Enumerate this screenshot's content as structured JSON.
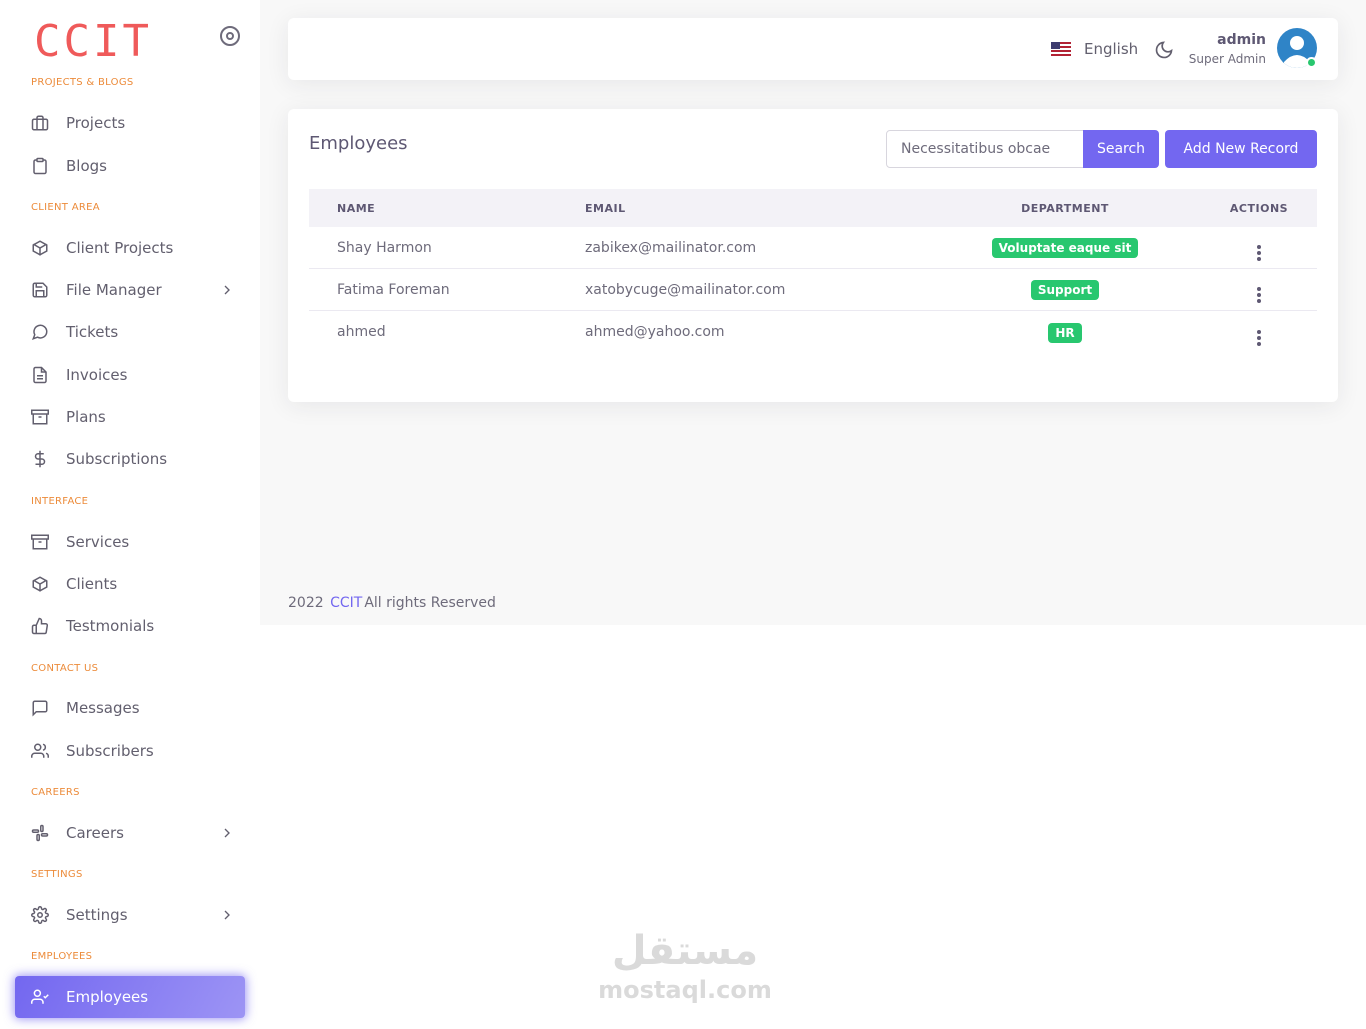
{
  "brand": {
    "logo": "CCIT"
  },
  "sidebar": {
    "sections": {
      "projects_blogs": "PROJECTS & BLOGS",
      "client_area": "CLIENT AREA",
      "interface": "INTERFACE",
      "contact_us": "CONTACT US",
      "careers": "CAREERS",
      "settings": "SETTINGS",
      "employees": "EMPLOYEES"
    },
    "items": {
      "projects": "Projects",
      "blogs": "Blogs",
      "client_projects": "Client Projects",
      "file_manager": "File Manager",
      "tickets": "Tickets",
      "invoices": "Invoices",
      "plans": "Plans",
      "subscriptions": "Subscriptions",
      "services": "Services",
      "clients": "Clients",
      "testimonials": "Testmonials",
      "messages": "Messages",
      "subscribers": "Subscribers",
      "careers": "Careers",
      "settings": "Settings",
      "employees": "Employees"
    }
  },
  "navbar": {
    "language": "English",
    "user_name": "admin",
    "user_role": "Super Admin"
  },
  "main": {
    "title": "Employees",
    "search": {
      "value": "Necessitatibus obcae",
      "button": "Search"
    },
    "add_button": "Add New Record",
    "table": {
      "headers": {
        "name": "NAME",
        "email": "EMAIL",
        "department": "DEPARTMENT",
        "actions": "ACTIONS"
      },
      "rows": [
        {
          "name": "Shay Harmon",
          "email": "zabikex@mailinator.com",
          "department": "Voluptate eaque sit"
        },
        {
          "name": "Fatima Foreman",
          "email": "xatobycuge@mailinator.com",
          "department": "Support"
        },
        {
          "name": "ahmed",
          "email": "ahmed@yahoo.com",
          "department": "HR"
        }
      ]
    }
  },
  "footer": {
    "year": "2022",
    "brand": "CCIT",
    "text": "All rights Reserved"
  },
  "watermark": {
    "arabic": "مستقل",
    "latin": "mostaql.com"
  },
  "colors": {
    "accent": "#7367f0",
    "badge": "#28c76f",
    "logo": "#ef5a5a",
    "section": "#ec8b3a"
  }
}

──────

▶ **Problem description**: Copy each line above containing the string "settings".

▶ **Reply to the exercise**:
      "settings": "SETTINGS",
      "settings": "Settings",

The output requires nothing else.